■ **REQUIRED TASK**
Find the number of lines containing the string "birds" in the data. Answer with the number by itself.

■ **THE RECORDS**
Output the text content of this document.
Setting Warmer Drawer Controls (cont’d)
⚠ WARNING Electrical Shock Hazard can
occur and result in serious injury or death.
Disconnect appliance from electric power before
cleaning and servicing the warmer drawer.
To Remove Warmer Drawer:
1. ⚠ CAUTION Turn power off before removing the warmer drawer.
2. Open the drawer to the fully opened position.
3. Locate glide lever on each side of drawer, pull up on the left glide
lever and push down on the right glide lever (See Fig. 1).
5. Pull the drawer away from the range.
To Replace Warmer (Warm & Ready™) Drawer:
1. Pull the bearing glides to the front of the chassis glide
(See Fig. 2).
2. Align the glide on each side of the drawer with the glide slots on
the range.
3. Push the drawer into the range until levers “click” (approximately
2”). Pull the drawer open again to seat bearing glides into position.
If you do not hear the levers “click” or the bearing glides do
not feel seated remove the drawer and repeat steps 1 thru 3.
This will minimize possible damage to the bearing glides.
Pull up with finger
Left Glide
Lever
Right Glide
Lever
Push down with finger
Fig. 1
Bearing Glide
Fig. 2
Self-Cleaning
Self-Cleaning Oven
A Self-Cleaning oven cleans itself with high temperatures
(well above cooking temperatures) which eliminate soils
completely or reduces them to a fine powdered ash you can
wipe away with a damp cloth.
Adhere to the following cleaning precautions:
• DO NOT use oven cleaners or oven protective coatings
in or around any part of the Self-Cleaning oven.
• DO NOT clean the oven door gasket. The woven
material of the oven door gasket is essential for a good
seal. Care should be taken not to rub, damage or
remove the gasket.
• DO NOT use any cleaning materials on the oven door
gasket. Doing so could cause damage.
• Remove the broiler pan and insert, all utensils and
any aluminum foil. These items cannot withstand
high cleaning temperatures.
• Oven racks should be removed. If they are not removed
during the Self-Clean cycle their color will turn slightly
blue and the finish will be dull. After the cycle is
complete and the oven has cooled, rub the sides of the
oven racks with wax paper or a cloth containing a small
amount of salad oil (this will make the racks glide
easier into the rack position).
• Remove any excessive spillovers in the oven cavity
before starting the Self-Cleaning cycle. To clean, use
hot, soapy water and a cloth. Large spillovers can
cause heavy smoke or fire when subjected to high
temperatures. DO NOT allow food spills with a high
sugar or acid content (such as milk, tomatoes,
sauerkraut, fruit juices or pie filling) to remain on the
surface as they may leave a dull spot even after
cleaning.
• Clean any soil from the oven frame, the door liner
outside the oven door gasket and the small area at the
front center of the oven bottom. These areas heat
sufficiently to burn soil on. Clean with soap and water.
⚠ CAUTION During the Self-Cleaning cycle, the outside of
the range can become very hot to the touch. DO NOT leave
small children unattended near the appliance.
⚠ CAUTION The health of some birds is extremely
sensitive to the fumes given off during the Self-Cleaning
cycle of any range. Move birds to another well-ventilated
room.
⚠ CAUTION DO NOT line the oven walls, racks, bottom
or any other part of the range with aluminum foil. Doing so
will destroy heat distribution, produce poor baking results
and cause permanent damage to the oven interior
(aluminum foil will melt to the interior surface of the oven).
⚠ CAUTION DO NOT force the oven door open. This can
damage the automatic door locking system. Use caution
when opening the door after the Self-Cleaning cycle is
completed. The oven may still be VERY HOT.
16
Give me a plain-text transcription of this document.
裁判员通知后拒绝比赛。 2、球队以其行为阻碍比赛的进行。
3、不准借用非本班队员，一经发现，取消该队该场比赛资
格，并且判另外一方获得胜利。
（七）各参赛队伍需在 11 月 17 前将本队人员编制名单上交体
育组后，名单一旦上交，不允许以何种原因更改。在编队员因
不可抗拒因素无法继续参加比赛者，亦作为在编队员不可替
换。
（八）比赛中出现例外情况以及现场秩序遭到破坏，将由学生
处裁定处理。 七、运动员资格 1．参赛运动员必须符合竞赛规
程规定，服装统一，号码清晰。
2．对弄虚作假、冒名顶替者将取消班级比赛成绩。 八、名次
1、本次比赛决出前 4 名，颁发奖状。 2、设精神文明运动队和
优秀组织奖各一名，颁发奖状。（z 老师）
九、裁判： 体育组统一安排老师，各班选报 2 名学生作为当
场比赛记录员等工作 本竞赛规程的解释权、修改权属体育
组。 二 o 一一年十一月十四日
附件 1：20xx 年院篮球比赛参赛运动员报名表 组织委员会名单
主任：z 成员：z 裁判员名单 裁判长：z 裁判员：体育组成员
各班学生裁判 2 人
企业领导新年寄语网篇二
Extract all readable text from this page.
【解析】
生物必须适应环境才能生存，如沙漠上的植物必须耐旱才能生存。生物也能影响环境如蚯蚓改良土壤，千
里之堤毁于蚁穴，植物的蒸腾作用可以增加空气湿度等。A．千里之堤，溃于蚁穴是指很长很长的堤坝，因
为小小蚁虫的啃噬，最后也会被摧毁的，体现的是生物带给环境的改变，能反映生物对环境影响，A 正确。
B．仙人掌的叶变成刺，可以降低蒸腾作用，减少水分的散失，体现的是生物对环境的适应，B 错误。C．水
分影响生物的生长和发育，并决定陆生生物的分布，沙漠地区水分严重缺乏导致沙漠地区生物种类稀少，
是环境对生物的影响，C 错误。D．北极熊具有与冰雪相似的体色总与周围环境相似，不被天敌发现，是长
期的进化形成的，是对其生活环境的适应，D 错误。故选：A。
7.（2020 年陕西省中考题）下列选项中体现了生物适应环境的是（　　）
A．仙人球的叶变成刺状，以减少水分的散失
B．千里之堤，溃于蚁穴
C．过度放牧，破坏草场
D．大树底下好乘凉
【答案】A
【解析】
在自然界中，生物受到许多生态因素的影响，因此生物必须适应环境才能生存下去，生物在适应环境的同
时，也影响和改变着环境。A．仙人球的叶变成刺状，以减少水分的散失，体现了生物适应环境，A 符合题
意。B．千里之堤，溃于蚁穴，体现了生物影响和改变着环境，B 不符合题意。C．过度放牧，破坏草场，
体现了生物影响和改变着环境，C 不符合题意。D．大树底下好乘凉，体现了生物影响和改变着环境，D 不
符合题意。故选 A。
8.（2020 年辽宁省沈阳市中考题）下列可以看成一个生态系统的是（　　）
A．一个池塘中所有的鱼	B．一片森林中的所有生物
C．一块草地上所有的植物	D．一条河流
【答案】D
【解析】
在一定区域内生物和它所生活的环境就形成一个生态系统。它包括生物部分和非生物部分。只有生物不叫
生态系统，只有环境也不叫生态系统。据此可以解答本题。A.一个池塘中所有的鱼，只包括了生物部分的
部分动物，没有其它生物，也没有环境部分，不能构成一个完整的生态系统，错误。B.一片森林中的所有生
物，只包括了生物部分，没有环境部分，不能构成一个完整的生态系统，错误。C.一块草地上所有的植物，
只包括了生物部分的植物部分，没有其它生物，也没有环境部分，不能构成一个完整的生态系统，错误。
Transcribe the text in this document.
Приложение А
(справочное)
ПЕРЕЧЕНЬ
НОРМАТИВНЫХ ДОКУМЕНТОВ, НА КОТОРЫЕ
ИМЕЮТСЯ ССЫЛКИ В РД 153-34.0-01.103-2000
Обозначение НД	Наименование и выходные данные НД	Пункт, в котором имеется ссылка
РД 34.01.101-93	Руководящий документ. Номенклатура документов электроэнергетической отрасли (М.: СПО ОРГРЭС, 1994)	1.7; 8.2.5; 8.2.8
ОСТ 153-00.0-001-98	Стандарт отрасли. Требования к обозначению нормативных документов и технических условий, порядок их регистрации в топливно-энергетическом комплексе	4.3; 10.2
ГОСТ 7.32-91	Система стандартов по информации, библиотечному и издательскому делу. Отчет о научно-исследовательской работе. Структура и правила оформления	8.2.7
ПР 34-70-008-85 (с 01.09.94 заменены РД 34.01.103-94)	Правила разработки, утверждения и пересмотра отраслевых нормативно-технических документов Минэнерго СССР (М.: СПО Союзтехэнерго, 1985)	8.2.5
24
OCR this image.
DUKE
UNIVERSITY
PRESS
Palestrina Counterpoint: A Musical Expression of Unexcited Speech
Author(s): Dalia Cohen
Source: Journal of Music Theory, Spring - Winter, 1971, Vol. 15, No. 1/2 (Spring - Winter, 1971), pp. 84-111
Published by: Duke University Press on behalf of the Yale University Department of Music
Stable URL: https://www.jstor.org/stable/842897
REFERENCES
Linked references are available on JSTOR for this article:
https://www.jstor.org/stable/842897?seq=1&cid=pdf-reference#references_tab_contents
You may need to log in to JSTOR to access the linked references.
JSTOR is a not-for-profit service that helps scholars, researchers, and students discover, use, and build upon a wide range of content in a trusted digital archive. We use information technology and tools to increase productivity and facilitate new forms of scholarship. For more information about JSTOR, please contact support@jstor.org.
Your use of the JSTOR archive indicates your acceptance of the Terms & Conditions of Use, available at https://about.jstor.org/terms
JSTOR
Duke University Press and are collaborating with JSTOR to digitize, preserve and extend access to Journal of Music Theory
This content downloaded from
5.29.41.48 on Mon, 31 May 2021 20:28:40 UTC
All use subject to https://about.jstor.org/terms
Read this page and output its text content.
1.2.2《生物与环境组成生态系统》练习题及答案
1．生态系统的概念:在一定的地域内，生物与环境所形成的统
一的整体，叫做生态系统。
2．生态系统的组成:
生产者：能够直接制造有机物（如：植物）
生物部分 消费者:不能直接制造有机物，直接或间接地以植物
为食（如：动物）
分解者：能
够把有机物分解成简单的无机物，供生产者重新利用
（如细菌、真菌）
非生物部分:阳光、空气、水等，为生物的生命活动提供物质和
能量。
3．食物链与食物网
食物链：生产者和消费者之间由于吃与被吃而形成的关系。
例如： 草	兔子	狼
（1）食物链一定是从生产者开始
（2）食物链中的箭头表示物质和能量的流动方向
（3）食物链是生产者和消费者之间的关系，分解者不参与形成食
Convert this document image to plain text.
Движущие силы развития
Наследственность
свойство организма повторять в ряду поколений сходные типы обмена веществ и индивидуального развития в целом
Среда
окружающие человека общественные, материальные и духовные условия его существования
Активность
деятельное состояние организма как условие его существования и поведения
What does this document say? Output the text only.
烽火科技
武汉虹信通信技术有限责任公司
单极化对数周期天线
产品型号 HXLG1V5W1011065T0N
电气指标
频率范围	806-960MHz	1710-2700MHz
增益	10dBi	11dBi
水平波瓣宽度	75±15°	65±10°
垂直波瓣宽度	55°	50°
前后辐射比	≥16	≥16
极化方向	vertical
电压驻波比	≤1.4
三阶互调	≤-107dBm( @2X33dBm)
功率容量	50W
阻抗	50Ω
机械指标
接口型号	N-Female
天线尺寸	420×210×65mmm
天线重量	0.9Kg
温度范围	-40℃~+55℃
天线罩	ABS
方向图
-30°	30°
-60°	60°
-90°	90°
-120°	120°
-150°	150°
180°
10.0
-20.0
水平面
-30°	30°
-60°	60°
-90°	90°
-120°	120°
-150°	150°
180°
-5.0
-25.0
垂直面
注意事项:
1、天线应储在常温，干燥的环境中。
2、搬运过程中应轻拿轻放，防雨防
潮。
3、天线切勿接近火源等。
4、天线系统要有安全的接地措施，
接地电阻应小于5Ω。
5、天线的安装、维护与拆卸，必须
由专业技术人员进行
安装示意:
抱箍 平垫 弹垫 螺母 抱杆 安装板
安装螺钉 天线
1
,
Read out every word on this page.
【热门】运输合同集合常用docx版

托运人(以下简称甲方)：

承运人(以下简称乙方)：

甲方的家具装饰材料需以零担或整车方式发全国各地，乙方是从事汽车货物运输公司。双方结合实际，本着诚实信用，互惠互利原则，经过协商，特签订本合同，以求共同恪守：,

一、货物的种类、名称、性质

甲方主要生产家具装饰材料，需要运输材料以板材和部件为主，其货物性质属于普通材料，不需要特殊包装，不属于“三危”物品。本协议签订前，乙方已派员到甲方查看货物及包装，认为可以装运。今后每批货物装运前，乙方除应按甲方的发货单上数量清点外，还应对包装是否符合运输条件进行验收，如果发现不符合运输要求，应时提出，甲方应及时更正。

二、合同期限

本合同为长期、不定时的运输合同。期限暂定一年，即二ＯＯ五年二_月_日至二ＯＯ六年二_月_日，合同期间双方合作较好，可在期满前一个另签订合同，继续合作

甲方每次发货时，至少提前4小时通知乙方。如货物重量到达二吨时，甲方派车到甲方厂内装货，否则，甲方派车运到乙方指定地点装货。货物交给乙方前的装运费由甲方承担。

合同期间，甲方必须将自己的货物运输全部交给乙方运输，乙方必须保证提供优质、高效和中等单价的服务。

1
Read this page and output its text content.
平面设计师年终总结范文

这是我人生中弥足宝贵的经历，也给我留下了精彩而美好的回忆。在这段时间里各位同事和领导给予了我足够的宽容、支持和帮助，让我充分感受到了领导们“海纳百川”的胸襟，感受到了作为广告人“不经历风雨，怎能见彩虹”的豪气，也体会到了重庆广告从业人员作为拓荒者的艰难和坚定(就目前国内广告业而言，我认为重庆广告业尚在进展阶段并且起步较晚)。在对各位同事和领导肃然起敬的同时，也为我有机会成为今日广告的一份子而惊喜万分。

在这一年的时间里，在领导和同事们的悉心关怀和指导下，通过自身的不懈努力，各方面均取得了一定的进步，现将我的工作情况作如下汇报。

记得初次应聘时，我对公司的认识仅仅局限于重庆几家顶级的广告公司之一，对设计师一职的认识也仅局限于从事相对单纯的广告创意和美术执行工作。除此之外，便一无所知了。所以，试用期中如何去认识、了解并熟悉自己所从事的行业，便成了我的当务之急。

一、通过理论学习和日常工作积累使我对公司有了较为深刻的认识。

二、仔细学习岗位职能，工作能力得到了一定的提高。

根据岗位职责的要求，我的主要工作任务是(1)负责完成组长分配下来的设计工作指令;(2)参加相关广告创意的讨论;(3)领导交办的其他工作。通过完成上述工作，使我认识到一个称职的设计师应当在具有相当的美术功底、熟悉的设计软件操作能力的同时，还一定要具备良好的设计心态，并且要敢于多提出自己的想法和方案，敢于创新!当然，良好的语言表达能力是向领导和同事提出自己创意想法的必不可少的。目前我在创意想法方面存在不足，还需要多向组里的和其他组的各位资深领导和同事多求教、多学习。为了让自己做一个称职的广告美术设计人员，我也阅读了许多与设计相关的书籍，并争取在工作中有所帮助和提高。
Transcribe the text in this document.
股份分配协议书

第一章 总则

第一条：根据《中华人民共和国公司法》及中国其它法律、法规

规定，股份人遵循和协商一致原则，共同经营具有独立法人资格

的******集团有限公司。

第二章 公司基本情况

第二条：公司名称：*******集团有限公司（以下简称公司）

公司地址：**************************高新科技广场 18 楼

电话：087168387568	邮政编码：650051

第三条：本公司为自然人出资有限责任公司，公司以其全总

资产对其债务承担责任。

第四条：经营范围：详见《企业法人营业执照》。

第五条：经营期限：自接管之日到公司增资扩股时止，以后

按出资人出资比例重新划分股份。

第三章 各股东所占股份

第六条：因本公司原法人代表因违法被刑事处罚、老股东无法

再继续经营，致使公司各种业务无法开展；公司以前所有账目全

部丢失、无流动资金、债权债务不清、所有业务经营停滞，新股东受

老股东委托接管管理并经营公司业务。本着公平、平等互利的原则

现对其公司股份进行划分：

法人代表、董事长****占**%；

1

■ **WRITTEN RESPONSE**
2